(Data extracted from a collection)
- - -

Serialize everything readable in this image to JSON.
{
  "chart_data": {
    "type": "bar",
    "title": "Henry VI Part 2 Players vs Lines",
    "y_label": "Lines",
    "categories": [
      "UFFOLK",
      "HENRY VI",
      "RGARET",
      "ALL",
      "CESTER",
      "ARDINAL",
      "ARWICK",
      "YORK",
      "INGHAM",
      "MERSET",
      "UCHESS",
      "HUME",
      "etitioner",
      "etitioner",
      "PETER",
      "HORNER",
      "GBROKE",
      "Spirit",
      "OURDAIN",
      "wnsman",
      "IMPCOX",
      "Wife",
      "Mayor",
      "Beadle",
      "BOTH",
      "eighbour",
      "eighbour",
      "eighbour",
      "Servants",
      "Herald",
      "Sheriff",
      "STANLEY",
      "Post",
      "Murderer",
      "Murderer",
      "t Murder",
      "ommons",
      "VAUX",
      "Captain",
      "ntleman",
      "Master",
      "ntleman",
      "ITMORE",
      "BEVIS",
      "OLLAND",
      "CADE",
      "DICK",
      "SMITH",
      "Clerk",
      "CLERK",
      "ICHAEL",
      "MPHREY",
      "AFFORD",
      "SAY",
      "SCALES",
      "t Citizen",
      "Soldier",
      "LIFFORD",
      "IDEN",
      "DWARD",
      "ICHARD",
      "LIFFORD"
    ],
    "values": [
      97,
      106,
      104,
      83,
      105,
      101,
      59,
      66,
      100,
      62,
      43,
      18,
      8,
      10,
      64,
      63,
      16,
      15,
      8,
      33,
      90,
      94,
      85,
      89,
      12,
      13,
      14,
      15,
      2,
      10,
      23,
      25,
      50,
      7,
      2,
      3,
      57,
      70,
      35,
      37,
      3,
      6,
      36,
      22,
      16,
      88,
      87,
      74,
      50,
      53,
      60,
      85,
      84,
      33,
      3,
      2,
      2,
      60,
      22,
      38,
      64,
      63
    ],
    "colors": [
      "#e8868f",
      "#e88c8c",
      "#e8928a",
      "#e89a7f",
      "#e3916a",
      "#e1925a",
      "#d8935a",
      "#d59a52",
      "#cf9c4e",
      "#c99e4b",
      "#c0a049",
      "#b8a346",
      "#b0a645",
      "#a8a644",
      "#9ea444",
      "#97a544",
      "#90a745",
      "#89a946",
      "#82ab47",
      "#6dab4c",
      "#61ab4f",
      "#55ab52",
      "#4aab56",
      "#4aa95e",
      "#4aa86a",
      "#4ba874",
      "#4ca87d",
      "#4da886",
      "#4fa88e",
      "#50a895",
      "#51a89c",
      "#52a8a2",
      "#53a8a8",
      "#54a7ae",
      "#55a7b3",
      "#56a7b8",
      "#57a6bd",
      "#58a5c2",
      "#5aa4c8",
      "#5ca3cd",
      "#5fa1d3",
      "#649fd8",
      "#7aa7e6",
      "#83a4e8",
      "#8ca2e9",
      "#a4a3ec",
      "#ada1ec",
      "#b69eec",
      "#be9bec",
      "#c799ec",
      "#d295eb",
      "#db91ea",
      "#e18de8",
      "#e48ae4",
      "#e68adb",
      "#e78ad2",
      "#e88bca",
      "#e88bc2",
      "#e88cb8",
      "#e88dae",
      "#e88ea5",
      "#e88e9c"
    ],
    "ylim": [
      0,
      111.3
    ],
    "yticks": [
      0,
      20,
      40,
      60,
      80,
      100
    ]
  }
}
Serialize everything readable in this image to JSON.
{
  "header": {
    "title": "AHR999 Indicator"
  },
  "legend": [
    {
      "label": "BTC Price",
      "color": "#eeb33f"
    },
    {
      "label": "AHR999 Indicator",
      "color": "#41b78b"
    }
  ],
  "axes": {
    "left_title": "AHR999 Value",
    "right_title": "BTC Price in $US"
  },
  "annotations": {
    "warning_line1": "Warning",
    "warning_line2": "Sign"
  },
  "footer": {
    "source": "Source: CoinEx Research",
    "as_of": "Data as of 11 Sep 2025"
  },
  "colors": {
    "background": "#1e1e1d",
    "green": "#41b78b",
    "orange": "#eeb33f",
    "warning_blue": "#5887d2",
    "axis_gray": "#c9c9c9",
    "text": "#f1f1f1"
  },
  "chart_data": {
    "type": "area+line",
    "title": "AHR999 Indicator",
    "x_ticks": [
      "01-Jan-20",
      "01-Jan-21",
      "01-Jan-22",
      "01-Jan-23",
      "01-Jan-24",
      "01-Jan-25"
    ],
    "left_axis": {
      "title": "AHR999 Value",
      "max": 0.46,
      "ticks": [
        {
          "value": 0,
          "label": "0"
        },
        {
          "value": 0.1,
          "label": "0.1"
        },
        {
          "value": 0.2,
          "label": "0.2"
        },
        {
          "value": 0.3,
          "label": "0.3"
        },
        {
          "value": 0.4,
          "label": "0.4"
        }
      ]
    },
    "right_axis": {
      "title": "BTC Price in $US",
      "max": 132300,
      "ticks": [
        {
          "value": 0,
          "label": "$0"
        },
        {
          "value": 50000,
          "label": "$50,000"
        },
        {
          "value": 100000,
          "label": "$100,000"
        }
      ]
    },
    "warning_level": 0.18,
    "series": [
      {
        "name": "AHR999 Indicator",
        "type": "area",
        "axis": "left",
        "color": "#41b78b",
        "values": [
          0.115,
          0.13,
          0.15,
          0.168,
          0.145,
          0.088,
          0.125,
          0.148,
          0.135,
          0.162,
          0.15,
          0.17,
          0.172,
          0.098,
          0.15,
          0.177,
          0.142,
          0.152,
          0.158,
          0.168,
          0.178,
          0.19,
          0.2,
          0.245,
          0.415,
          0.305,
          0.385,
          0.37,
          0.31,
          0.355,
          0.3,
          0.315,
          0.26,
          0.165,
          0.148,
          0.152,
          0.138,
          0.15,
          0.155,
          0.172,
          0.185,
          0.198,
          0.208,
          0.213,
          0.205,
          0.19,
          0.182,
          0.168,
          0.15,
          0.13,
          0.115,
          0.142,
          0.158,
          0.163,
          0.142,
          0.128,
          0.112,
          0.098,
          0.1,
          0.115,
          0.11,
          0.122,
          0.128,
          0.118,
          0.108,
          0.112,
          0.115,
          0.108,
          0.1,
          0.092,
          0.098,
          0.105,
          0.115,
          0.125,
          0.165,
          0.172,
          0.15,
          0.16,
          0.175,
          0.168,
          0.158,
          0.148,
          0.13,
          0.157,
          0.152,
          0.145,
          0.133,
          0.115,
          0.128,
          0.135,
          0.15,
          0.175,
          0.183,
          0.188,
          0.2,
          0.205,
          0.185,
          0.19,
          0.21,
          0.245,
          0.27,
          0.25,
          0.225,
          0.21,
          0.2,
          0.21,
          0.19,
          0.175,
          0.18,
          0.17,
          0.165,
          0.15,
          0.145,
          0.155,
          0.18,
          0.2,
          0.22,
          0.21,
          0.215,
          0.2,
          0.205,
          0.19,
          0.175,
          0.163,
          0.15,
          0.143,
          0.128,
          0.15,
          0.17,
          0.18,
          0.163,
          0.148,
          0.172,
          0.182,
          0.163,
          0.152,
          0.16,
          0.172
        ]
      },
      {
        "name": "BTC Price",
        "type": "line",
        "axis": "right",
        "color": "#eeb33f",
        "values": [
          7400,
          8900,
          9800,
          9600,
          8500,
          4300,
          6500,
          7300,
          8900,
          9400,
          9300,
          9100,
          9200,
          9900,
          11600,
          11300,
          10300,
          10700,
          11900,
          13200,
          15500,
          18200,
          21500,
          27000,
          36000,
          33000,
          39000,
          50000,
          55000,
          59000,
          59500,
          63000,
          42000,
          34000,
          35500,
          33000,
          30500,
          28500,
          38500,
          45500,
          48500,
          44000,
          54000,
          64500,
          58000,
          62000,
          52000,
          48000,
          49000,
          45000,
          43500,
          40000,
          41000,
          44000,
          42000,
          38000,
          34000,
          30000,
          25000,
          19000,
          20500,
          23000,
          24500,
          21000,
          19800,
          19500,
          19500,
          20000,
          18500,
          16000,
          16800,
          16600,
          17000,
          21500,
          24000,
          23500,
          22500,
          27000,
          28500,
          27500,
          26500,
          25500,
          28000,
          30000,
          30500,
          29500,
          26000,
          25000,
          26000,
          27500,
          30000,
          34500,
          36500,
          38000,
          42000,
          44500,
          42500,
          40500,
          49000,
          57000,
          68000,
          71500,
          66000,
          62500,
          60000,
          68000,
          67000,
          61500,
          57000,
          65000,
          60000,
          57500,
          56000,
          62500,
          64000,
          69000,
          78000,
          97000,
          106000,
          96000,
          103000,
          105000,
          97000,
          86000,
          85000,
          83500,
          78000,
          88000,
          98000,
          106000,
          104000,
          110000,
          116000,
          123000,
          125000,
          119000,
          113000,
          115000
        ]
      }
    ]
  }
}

- - -

* **AIM**
Search the data for "Lines". Copy every matching line.

* **SOLVED EXERCISE**
    "title": "Henry VI Part 2 Players vs Lines",
    "y_label": "Lines",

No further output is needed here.